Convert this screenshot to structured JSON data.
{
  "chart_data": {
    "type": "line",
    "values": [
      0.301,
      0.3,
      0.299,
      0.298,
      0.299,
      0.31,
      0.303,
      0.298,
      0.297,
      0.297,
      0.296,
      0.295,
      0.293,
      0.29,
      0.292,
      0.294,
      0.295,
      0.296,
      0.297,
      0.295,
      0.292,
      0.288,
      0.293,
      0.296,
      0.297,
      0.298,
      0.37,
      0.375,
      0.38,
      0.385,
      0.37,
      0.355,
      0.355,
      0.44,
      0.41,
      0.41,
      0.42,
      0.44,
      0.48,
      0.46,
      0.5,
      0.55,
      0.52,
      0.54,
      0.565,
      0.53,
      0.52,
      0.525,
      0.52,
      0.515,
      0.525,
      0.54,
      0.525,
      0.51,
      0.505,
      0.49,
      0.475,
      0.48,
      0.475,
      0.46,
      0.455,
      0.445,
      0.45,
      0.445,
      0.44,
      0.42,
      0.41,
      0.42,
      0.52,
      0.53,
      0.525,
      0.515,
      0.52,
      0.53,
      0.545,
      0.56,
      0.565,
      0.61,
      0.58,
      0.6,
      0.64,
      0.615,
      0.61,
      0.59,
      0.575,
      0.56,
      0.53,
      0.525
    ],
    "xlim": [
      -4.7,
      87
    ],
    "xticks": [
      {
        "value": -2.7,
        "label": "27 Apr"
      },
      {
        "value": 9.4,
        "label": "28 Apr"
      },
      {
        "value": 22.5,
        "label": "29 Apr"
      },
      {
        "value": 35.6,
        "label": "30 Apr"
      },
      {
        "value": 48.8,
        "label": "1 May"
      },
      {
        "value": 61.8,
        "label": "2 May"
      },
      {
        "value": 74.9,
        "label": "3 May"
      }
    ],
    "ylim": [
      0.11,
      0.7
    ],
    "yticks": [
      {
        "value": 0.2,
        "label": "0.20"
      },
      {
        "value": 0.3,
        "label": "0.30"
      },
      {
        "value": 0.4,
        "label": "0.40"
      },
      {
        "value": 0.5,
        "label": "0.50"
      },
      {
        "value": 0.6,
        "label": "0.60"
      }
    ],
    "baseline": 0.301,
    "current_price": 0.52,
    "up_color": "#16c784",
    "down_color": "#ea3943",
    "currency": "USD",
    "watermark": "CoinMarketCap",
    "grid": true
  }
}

- - -

Set task = Repeat the material above in full, quoting it exactly.

Reply =
Convert this screenshot to structured JSON data.
{
  "chart_data": {
    "type": "line",
    "values": [
      0.301,
      0.3,
      0.299,
      0.298,
      0.299,
      0.31,
      0.303,
      0.298,
      0.297,
      0.297,
      0.296,
      0.295,
      0.293,
      0.29,
      0.292,
      0.294,
      0.295,
      0.296,
      0.297,
      0.295,
      0.292,
      0.288,
      0.293,
      0.296,
      0.297,
      0.298,
      0.37,
      0.375,
      0.38,
      0.385,
      0.37,
      0.355,
      0.355,
      0.44,
      0.41,
      0.41,
      0.42,
      0.44,
      0.48,
      0.46,
      0.5,
      0.55,
      0.52,
      0.54,
      0.565,
      0.53,
      0.52,
      0.525,
      0.52,
      0.515,
      0.525,
      0.54,
      0.525,
      0.51,
      0.505,
      0.49,
      0.475,
      0.48,
      0.475,
      0.46,
      0.455,
      0.445,
      0.45,
      0.445,
      0.44,
      0.42,
      0.41,
      0.42,
      0.52,
      0.53,
      0.525,
      0.515,
      0.52,
      0.53,
      0.545,
      0.56,
      0.565,
      0.61,
      0.58,
      0.6,
      0.64,
      0.615,
      0.61,
      0.59,
      0.575,
      0.56,
      0.53,
      0.525
    ],
    "xlim": [
      -4.7,
      87
    ],
    "xticks": [
      {
        "value": -2.7,
        "label": "27 Apr"
      },
      {
        "value": 9.4,
        "label": "28 Apr"
      },
      {
        "value": 22.5,
        "label": "29 Apr"
      },
      {
        "value": 35.6,
        "label": "30 Apr"
      },
      {
        "value": 48.8,
        "label": "1 May"
      },
      {
        "value": 61.8,
        "label": "2 May"
      },
      {
        "value": 74.9,
        "label": "3 May"
      }
    ],
    "ylim": [
      0.11,
      0.7
    ],
    "yticks": [
      {
        "value": 0.2,
        "label": "0.20"
      },
      {
        "value": 0.3,
        "label": "0.30"
      },
      {
        "value": 0.4,
        "label": "0.40"
      },
      {
        "value": 0.5,
        "label": "0.50"
      },
      {
        "value": 0.6,
        "label": "0.60"
      }
    ],
    "baseline": 0.301,
    "current_price": 0.52,
    "up_color": "#16c784",
    "down_color": "#ea3943",
    "currency": "USD",
    "watermark": "CoinMarketCap",
    "grid": true
  }
}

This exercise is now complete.